Only a number is wanted: how many lines in these records contain the word "Auto"?

--- START Task inputs ---

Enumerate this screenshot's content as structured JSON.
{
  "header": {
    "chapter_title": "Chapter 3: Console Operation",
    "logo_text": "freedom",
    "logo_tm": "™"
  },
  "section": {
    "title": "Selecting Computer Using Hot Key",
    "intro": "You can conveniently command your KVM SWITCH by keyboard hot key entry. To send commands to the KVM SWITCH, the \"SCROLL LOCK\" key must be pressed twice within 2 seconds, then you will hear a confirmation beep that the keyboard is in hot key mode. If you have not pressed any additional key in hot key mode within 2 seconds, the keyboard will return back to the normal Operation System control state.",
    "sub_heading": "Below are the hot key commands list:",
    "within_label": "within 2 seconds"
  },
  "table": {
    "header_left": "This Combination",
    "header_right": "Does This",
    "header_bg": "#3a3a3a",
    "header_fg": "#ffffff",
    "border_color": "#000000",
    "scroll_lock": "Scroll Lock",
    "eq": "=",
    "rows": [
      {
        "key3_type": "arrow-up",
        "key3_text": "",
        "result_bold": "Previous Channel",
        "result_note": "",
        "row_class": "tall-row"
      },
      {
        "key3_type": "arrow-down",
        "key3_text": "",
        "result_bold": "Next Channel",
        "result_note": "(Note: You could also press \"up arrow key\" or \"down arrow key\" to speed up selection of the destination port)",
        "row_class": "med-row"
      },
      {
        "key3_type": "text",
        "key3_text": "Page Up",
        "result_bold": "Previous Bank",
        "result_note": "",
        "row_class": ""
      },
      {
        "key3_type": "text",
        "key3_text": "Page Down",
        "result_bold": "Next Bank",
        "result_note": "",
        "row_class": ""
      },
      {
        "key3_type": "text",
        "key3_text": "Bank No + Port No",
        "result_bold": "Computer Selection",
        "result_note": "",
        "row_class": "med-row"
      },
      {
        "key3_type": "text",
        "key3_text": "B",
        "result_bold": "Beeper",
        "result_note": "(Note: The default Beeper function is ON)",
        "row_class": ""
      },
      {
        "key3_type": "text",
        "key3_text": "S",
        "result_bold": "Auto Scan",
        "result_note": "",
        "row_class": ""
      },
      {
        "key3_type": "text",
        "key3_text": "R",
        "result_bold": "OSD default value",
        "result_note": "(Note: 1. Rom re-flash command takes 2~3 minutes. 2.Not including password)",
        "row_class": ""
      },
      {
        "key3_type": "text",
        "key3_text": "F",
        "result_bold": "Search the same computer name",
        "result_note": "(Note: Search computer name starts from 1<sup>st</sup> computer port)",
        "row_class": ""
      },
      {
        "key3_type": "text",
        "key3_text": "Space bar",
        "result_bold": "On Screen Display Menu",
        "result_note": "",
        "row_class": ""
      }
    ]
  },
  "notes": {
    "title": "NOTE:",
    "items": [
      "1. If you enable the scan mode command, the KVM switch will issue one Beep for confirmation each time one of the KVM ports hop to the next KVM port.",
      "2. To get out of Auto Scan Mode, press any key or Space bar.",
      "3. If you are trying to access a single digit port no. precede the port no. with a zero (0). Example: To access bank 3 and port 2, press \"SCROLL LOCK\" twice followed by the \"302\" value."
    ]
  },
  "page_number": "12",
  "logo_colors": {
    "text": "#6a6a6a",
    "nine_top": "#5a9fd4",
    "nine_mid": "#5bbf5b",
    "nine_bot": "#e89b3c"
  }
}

--- END Task inputs ---

Worked answer =>
2